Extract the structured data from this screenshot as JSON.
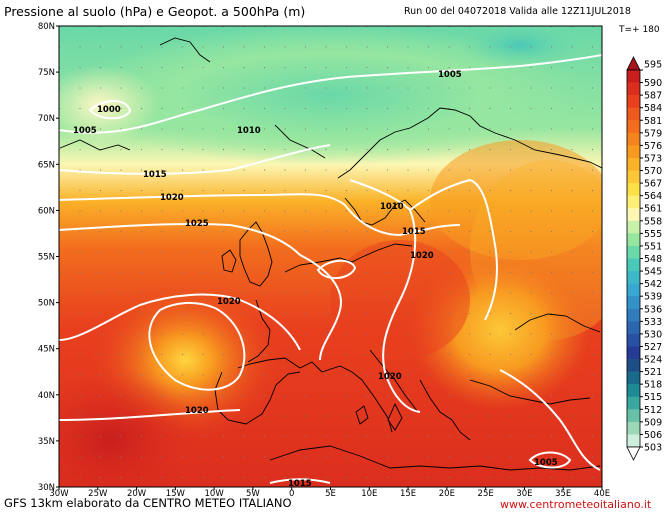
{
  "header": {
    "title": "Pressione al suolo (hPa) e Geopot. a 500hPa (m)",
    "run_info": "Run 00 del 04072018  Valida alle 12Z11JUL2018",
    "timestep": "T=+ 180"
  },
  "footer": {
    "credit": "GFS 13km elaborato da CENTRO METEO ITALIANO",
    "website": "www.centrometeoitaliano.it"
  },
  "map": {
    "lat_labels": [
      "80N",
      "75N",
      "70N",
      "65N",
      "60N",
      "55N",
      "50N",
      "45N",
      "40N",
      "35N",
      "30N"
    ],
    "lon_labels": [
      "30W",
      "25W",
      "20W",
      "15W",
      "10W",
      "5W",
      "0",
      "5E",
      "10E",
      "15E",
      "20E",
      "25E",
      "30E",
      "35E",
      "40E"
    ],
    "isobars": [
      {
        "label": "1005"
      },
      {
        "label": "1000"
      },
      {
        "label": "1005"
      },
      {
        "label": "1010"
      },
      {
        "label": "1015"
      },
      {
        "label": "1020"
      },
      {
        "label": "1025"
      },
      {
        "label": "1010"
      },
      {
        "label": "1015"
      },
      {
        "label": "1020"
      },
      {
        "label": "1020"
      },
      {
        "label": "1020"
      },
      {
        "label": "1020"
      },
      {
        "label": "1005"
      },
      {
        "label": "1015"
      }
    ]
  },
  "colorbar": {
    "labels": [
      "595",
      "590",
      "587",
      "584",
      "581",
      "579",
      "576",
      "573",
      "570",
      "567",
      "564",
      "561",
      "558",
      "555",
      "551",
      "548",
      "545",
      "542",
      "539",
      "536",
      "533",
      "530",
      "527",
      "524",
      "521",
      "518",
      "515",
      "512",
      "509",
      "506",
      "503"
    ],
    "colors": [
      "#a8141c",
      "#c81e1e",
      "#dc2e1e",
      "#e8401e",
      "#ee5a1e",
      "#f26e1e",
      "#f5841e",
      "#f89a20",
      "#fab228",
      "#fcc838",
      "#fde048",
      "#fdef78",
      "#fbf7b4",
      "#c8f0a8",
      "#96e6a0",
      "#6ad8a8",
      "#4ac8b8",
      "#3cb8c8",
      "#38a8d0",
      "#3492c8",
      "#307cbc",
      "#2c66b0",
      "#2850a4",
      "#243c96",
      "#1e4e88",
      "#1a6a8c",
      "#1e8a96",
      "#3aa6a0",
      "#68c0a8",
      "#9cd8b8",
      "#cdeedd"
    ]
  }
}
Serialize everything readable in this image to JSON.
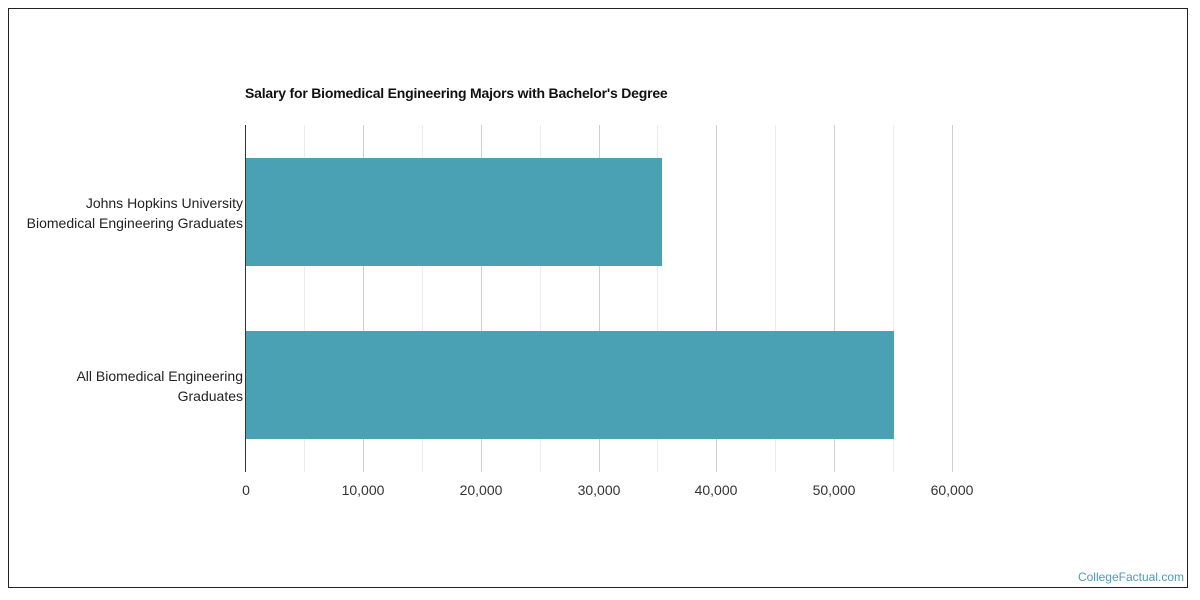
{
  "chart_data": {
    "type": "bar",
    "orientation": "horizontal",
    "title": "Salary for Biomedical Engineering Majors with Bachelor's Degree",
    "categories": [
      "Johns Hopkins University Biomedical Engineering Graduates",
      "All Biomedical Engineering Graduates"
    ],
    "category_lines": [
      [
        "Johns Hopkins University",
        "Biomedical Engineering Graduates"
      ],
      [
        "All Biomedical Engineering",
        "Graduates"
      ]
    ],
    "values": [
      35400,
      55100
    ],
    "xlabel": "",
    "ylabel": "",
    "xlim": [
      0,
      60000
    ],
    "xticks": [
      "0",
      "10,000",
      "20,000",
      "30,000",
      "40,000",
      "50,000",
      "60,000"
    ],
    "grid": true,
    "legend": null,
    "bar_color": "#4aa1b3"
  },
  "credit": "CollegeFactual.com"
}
----------------
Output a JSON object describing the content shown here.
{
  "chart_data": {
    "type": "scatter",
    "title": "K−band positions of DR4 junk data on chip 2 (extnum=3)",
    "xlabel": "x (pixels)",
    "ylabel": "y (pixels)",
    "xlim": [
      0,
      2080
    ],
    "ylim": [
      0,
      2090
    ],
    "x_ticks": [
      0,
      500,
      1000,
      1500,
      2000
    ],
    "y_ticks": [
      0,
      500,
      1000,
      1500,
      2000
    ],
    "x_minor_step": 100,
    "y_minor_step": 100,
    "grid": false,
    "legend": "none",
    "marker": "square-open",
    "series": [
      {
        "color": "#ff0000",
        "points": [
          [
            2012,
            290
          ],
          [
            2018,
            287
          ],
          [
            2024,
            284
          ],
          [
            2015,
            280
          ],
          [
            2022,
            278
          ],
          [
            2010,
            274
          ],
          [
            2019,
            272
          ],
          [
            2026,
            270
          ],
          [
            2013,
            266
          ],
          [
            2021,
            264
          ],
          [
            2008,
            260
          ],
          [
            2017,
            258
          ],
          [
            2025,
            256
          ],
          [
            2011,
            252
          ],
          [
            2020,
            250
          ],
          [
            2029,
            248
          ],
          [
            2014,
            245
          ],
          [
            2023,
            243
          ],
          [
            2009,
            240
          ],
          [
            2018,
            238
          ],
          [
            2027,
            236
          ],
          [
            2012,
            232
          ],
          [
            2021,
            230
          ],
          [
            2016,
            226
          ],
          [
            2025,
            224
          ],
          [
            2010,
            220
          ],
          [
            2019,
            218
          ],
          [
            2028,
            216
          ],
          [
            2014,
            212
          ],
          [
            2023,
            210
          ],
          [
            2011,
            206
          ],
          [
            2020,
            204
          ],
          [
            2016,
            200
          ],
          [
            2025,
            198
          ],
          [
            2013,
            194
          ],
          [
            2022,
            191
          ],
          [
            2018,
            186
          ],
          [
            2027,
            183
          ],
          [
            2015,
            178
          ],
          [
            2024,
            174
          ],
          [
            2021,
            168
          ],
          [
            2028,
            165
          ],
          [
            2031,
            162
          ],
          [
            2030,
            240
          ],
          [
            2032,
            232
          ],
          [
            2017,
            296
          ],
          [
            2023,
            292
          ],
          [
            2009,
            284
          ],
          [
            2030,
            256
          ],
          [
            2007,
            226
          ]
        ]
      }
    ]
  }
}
----------------
### What you need to do
Only a number is wanted: how many lines contain "this"?

### Solution to the problem
2